— START —

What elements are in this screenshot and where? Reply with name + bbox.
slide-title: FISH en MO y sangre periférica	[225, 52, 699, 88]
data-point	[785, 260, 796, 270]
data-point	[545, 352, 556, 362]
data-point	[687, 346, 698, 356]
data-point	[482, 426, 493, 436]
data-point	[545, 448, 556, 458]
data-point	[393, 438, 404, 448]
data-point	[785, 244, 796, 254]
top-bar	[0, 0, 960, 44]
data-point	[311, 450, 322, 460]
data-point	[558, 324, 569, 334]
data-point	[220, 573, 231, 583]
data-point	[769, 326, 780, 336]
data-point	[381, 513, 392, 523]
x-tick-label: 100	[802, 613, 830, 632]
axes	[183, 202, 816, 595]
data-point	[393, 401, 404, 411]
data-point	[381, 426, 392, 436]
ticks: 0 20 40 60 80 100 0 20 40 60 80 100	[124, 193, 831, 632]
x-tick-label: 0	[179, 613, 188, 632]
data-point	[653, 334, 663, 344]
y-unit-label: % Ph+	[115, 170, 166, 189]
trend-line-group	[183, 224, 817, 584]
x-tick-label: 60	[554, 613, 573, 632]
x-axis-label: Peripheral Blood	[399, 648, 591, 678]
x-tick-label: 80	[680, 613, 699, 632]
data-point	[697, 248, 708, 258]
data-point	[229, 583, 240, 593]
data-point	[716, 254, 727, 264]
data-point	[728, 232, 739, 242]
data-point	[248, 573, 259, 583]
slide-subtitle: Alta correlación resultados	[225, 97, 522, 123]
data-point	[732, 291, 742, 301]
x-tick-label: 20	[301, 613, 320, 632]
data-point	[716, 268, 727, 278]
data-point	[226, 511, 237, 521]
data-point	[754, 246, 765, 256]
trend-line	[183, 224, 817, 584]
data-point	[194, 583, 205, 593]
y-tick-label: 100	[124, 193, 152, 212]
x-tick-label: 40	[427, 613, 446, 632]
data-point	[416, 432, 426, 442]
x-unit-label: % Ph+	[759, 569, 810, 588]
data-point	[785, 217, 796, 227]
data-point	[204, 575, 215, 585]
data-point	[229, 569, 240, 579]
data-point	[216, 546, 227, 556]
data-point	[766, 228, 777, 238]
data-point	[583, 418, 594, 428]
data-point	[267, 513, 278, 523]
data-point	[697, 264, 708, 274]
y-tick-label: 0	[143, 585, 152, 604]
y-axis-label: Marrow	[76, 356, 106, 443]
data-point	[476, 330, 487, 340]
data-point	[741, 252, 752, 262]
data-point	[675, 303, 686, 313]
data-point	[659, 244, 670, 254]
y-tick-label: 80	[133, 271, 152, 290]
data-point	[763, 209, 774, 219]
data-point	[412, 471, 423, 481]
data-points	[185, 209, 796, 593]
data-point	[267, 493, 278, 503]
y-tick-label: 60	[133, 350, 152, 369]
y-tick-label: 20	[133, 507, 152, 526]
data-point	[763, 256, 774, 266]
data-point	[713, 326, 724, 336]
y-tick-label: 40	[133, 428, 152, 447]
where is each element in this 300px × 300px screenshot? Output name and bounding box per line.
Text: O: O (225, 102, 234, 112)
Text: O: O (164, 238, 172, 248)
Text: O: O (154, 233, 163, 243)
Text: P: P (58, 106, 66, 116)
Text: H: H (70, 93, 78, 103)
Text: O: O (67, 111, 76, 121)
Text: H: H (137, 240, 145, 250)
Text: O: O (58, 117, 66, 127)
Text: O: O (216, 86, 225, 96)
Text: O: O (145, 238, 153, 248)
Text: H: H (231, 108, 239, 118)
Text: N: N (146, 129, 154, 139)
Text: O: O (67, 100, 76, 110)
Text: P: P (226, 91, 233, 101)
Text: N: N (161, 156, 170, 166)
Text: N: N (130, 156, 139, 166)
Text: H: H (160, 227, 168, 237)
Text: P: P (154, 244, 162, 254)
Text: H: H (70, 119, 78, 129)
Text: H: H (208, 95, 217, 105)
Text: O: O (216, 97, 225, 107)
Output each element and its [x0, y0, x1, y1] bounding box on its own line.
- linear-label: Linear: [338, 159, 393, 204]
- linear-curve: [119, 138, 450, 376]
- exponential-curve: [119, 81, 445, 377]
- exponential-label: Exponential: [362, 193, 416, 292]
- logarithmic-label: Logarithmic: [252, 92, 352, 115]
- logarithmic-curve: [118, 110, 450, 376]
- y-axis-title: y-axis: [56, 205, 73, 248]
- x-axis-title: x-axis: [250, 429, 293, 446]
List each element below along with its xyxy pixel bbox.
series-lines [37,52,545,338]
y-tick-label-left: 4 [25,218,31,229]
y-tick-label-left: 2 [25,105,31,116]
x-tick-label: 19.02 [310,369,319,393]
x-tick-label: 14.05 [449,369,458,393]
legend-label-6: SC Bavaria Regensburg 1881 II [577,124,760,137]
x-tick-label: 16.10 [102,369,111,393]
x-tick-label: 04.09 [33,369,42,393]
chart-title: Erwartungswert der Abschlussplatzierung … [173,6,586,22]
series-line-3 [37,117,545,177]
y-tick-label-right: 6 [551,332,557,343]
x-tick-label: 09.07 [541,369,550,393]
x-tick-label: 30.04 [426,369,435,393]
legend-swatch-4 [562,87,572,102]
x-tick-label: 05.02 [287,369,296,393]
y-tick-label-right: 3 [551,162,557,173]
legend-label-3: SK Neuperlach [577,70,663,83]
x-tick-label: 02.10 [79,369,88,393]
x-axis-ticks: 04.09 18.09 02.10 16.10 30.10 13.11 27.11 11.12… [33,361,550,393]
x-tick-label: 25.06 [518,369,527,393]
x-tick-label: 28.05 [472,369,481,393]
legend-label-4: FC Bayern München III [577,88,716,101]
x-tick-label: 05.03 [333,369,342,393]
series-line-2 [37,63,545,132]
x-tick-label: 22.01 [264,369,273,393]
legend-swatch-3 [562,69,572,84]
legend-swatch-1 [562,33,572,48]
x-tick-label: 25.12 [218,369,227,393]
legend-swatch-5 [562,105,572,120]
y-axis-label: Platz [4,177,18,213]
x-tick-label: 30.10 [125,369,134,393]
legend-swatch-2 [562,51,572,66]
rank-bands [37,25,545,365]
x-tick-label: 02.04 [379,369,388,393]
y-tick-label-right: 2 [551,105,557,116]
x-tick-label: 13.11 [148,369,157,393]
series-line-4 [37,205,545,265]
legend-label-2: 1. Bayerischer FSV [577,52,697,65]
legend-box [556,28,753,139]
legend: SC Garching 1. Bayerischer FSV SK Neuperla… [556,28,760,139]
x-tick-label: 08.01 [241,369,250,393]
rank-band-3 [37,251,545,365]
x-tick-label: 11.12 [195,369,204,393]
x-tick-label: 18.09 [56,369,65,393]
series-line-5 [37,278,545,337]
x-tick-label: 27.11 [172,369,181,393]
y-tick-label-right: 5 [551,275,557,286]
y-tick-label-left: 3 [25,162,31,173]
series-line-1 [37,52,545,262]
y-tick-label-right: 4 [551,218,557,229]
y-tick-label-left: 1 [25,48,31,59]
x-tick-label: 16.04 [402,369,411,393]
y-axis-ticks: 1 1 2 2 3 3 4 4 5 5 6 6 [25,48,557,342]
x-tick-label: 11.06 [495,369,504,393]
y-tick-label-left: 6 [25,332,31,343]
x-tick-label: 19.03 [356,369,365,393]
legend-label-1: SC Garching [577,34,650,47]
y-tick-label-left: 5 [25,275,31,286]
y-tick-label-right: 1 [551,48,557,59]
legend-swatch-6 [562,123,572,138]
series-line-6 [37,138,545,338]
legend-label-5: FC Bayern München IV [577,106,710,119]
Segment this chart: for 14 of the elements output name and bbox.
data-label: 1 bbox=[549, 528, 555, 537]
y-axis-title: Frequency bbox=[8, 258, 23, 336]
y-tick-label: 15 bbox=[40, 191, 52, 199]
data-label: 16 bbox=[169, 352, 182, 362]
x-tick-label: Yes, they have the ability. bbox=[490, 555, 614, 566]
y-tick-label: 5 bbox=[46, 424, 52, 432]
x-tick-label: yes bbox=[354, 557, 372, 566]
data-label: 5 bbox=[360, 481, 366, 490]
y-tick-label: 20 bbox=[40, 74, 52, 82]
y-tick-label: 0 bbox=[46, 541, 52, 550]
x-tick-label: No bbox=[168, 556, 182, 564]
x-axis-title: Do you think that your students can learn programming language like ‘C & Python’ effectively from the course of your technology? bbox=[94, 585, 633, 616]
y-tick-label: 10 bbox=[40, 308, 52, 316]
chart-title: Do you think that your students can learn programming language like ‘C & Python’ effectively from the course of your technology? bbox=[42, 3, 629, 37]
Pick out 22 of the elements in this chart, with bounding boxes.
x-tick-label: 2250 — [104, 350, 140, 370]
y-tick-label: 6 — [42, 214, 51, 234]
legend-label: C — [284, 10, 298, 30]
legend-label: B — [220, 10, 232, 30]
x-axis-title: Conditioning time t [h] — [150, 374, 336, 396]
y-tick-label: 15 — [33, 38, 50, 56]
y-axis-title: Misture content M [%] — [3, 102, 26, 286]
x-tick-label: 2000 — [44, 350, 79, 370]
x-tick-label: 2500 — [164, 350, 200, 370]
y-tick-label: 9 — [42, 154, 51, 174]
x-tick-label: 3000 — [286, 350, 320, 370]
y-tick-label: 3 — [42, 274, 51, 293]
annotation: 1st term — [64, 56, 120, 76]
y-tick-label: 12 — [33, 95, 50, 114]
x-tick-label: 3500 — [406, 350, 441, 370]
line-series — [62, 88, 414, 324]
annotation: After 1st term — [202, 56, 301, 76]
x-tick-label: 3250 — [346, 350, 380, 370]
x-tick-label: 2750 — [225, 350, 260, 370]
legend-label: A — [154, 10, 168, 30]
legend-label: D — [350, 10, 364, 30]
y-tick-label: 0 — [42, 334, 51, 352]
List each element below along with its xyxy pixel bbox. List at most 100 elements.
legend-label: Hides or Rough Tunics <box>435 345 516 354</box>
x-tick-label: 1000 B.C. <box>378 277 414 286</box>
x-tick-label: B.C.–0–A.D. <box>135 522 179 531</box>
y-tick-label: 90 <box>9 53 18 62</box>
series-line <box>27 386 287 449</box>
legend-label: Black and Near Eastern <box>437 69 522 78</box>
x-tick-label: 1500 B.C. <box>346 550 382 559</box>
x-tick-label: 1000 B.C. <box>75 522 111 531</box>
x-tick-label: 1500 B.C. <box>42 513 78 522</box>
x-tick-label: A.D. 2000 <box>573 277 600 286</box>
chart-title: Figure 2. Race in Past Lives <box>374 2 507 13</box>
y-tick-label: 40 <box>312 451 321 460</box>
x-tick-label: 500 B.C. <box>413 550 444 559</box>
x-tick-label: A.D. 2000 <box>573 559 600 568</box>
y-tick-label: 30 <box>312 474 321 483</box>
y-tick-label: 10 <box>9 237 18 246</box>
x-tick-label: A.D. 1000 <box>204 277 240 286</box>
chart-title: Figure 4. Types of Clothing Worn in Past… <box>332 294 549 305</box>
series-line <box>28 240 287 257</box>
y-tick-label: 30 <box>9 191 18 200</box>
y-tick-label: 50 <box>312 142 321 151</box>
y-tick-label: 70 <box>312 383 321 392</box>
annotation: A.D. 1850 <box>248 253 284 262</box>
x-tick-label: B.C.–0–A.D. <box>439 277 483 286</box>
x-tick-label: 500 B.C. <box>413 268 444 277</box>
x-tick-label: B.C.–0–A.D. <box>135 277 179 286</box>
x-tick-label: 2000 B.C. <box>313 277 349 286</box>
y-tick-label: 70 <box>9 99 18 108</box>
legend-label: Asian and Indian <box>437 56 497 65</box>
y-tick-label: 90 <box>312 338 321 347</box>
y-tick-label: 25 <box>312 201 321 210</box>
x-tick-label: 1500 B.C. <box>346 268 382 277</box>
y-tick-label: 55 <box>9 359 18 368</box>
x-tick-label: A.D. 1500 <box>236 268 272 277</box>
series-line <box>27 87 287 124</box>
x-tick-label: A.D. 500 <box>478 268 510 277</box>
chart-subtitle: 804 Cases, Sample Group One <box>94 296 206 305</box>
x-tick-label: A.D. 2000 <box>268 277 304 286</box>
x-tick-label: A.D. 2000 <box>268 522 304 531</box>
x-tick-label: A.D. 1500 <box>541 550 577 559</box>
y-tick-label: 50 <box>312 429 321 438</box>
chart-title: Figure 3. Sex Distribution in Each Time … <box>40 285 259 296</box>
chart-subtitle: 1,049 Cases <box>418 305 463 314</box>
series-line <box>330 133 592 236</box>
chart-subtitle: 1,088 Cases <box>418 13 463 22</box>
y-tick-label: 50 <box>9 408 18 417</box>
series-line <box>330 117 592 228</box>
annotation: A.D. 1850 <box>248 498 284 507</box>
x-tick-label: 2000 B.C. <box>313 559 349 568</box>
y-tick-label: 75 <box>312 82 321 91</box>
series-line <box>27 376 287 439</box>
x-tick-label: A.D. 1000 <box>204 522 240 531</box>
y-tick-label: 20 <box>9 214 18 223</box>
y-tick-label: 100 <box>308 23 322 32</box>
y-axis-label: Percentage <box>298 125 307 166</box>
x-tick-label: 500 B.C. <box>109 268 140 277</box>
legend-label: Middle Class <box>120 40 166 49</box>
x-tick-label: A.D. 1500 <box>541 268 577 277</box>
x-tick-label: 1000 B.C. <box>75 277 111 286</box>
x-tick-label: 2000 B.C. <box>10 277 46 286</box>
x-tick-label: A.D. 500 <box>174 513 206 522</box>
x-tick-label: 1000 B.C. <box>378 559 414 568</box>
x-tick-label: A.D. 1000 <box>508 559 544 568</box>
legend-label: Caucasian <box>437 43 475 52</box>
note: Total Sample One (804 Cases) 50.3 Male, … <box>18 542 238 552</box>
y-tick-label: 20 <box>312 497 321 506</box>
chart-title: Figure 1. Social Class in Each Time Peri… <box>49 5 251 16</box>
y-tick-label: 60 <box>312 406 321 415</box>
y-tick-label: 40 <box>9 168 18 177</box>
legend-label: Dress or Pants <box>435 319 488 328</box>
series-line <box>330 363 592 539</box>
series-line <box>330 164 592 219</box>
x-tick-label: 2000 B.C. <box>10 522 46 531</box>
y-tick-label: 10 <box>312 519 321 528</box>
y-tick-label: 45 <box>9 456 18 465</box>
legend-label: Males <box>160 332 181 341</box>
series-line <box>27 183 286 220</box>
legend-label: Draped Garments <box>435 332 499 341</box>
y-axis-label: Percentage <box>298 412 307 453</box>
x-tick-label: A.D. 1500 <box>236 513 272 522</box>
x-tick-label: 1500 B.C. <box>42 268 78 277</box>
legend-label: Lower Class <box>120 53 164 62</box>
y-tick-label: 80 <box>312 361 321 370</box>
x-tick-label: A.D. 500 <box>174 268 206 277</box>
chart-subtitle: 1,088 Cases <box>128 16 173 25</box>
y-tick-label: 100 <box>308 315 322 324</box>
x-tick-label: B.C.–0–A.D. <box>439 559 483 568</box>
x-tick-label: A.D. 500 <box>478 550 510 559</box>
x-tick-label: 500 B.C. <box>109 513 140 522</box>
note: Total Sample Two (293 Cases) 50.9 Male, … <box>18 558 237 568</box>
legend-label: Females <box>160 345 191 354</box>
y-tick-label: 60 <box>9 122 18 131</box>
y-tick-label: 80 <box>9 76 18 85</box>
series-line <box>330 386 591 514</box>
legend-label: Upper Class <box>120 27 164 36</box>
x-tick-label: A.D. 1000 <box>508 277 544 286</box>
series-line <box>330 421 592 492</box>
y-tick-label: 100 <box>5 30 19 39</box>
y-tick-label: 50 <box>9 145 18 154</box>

— END —

◆ **TASK DIRECTIONS**
Can you copy the records word for word, beginning with their very first line and stopping after the line that contains "573, 259, 583]"?

◆ **REPLY**
What elements are in this screenshot and where? Reply with name + bbox.
slide-title: FISH en MO y sangre periférica	[225, 52, 699, 88]
data-point	[785, 260, 796, 270]
data-point	[545, 352, 556, 362]
data-point	[687, 346, 698, 356]
data-point	[482, 426, 493, 436]
data-point	[545, 448, 556, 458]
data-point	[393, 438, 404, 448]
data-point	[785, 244, 796, 254]
top-bar	[0, 0, 960, 44]
data-point	[311, 450, 322, 460]
data-point	[558, 324, 569, 334]
data-point	[220, 573, 231, 583]
data-point	[769, 326, 780, 336]
data-point	[381, 513, 392, 523]
x-tick-label: 100	[802, 613, 830, 632]
axes	[183, 202, 816, 595]
data-point	[393, 401, 404, 411]
data-point	[381, 426, 392, 436]
ticks: 0 20 40 60 80 100 0 20 40 60 80 100	[124, 193, 831, 632]
x-tick-label: 0	[179, 613, 188, 632]
data-point	[653, 334, 663, 344]
y-unit-label: % Ph+	[115, 170, 166, 189]
trend-line-group	[183, 224, 817, 584]
x-tick-label: 60	[554, 613, 573, 632]
x-axis-label: Peripheral Blood	[399, 648, 591, 678]
x-tick-label: 80	[680, 613, 699, 632]
data-point	[697, 248, 708, 258]
data-point	[229, 583, 240, 593]
data-point	[716, 254, 727, 264]
data-point	[728, 232, 739, 242]
data-point	[248, 573, 259, 583]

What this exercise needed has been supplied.